+++ Dataset entries

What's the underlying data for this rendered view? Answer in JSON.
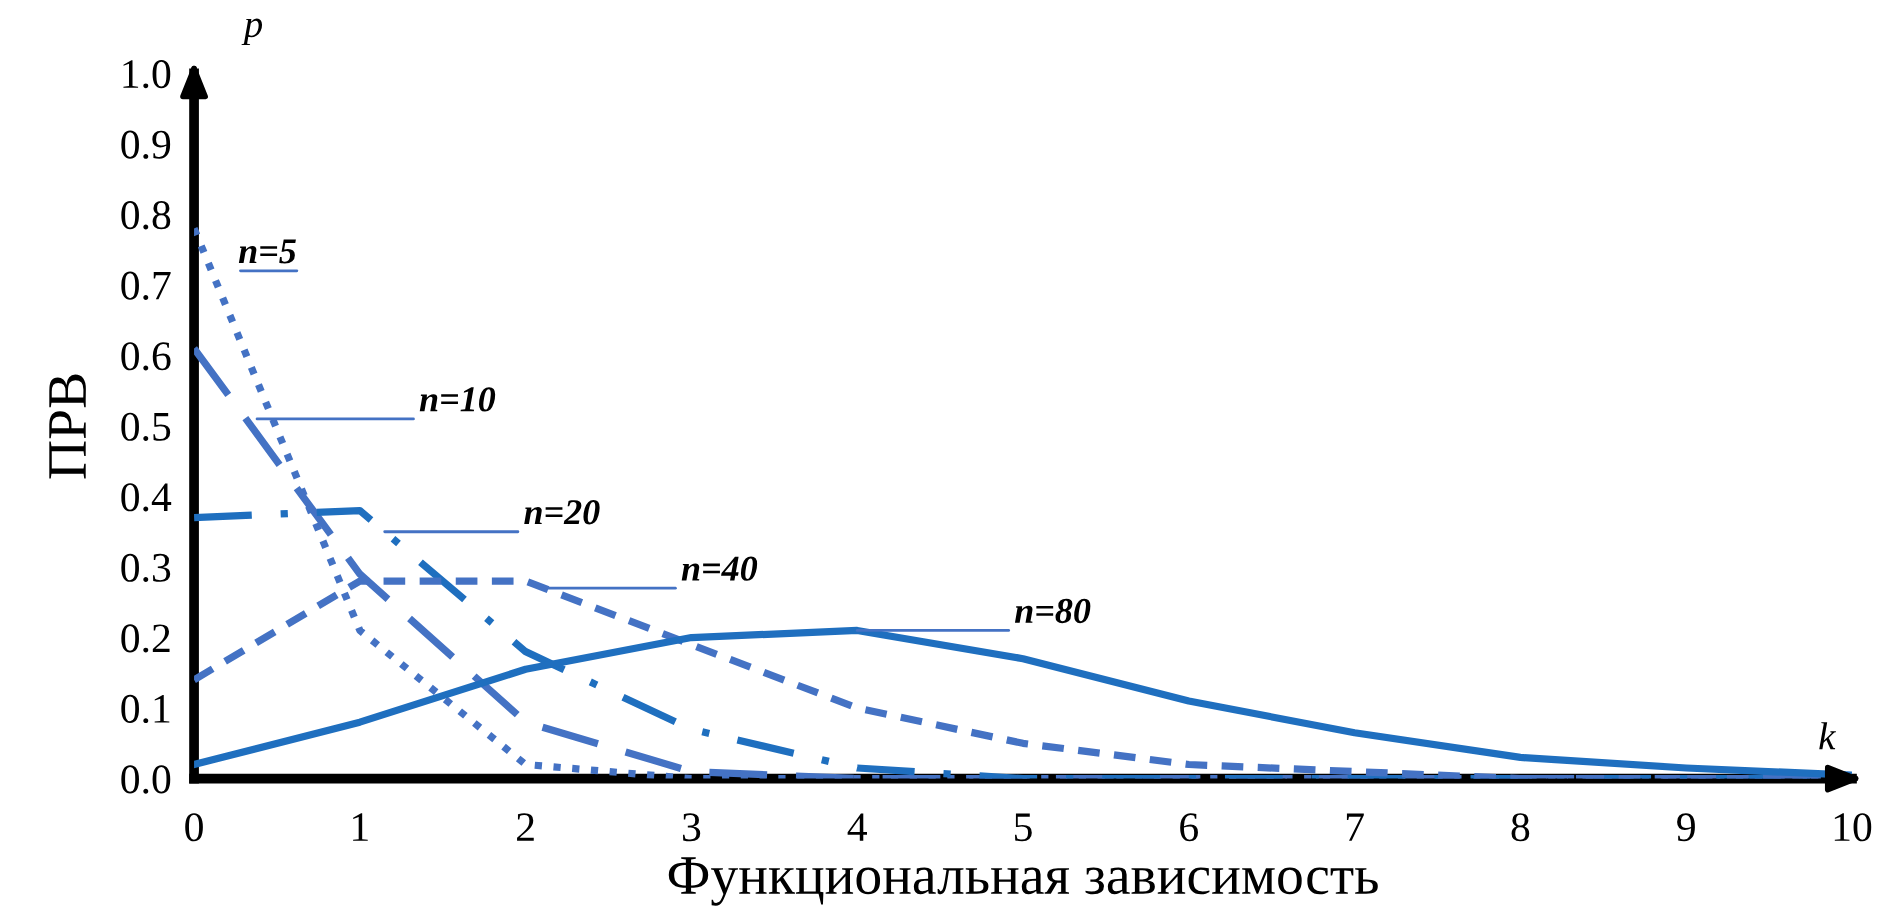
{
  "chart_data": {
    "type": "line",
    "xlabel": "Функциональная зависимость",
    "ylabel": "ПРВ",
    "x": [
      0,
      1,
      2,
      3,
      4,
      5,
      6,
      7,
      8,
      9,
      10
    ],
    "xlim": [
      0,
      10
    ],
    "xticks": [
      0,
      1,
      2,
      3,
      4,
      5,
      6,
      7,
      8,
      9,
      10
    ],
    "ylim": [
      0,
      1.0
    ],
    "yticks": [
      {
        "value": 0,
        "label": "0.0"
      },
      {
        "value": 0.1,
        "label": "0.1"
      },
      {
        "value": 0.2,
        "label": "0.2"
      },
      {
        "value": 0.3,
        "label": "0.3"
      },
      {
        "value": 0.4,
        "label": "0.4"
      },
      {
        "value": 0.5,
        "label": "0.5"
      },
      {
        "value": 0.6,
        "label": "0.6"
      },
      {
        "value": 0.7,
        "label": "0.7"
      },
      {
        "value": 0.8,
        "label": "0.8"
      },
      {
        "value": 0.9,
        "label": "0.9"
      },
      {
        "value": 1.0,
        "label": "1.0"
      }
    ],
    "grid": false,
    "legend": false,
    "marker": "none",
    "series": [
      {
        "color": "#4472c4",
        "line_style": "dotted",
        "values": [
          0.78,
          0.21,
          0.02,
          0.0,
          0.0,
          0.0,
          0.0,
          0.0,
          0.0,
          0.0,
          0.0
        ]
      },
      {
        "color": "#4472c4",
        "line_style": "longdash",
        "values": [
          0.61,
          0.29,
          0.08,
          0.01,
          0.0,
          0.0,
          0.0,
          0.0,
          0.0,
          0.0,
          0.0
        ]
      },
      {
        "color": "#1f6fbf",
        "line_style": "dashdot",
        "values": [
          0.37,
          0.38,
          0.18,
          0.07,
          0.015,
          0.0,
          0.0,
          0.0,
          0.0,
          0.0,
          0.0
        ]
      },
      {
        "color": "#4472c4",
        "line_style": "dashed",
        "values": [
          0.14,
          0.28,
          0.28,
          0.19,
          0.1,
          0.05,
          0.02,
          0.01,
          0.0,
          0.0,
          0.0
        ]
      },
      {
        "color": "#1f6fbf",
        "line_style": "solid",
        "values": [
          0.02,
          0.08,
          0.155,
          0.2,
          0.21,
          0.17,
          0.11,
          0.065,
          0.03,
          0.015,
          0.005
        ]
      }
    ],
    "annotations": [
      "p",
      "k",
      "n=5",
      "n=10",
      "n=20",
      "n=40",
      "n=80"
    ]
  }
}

++++++

**Problem requirements**:
Would you set down the listing exactly, omitting pictures?

**Exercise output**:
What's the underlying data for this rendered view? Answer in JSON.
{
  "chart_data": {
    "type": "line",
    "xlabel": "Функциональная зависимость",
    "ylabel": "ПРВ",
    "x": [
      0,
      1,
      2,
      3,
      4,
      5,
      6,
      7,
      8,
      9,
      10
    ],
    "xlim": [
      0,
      10
    ],
    "xticks": [
      0,
      1,
      2,
      3,
      4,
      5,
      6,
      7,
      8,
      9,
      10
    ],
    "ylim": [
      0,
      1.0
    ],
    "yticks": [
      {
        "value": 0,
        "label": "0.0"
      },
      {
        "value": 0.1,
        "label": "0.1"
      },
      {
        "value": 0.2,
        "label": "0.2"
      },
      {
        "value": 0.3,
        "label": "0.3"
      },
      {
        "value": 0.4,
        "label": "0.4"
      },
      {
        "value": 0.5,
        "label": "0.5"
      },
      {
        "value": 0.6,
        "label": "0.6"
      },
      {
        "value": 0.7,
        "label": "0.7"
      },
      {
        "value": 0.8,
        "label": "0.8"
      },
      {
        "value": 0.9,
        "label": "0.9"
      },
      {
        "value": 1.0,
        "label": "1.0"
      }
    ],
    "grid": false,
    "legend": false,
    "marker": "none",
    "series": [
      {
        "color": "#4472c4",
        "line_style": "dotted",
        "values": [
          0.78,
          0.21,
          0.02,
          0.0,
          0.0,
          0.0,
          0.0,
          0.0,
          0.0,
          0.0,
          0.0
        ]
      },
      {
        "color": "#4472c4",
        "line_style": "longdash",
        "values": [
          0.61,
          0.29,
          0.08,
          0.01,
          0.0,
          0.0,
          0.0,
          0.0,
          0.0,
          0.0,
          0.0
        ]
      },
      {
        "color": "#1f6fbf",
        "line_style": "dashdot",
        "values": [
          0.37,
          0.38,
          0.18,
          0.07,
          0.015,
          0.0,
          0.0,
          0.0,
          0.0,
          0.0,
          0.0
        ]
      },
      {
        "color": "#4472c4",
        "line_style": "dashed",
        "values": [
          0.14,
          0.28,
          0.28,
          0.19,
          0.1,
          0.05,
          0.02,
          0.01,
          0.0,
          0.0,
          0.0
        ]
      },
      {
        "color": "#1f6fbf",
        "line_style": "solid",
        "values": [
          0.02,
          0.08,
          0.155,
          0.2,
          0.21,
          0.17,
          0.11,
          0.065,
          0.03,
          0.015,
          0.005
        ]
      }
    ],
    "annotations": [
      "p",
      "k",
      "n=5",
      "n=10",
      "n=20",
      "n=40",
      "n=80"
    ]
  }
}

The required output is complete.